◆ Direction
Retype every entry in its entirety, without alteration.
'''
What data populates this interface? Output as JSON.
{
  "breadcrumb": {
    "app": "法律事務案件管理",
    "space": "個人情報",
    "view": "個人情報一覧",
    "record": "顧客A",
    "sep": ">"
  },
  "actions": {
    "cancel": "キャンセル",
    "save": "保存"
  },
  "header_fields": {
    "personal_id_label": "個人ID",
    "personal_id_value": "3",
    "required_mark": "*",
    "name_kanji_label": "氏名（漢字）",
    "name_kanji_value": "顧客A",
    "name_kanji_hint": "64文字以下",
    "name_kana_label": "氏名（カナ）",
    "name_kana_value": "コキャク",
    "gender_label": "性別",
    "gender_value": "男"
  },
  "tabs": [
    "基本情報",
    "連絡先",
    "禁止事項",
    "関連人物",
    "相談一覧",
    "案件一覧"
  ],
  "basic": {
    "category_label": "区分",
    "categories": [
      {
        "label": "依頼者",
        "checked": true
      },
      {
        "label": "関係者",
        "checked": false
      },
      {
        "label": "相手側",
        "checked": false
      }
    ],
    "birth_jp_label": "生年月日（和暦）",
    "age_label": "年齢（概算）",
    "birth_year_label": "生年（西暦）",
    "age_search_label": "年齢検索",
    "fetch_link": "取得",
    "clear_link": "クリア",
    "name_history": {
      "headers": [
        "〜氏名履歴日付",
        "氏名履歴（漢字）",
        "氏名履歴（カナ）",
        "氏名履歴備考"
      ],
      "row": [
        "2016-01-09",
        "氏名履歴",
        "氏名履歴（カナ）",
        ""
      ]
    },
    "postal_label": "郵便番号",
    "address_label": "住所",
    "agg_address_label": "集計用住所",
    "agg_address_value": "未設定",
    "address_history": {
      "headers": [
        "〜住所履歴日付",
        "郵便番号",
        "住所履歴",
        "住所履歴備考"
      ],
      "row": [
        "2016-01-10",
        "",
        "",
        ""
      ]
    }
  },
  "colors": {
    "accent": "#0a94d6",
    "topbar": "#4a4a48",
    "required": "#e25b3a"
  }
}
'''
◆ Reply
What data populates this interface? Output as JSON.
{
  "breadcrumb": {
    "app": "法律事務案件管理",
    "space": "個人情報",
    "view": "個人情報一覧",
    "record": "顧客A",
    "sep": ">"
  },
  "actions": {
    "cancel": "キャンセル",
    "save": "保存"
  },
  "header_fields": {
    "personal_id_label": "個人ID",
    "personal_id_value": "3",
    "required_mark": "*",
    "name_kanji_label": "氏名（漢字）",
    "name_kanji_value": "顧客A",
    "name_kanji_hint": "64文字以下",
    "name_kana_label": "氏名（カナ）",
    "name_kana_value": "コキャク",
    "gender_label": "性別",
    "gender_value": "男"
  },
  "tabs": [
    "基本情報",
    "連絡先",
    "禁止事項",
    "関連人物",
    "相談一覧",
    "案件一覧"
  ],
  "basic": {
    "category_label": "区分",
    "categories": [
      {
        "label": "依頼者",
        "checked": true
      },
      {
        "label": "関係者",
        "checked": false
      },
      {
        "label": "相手側",
        "checked": false
      }
    ],
    "birth_jp_label": "生年月日（和暦）",
    "age_label": "年齢（概算）",
    "birth_year_label": "生年（西暦）",
    "age_search_label": "年齢検索",
    "fetch_link": "取得",
    "clear_link": "クリア",
    "name_history": {
      "headers": [
        "〜氏名履歴日付",
        "氏名履歴（漢字）",
        "氏名履歴（カナ）",
        "氏名履歴備考"
      ],
      "row": [
        "2016-01-09",
        "氏名履歴",
        "氏名履歴（カナ）",
        ""
      ]
    },
    "postal_label": "郵便番号",
    "address_label": "住所",
    "agg_address_label": "集計用住所",
    "agg_address_value": "未設定",
    "address_history": {
      "headers": [
        "〜住所履歴日付",
        "郵便番号",
        "住所履歴",
        "住所履歴備考"
      ],
      "row": [
        "2016-01-10",
        "",
        "",
        ""
      ]
    }
  },
  "colors": {
    "accent": "#0a94d6",
    "topbar": "#4a4a48",
    "required": "#e25b3a"
  }
}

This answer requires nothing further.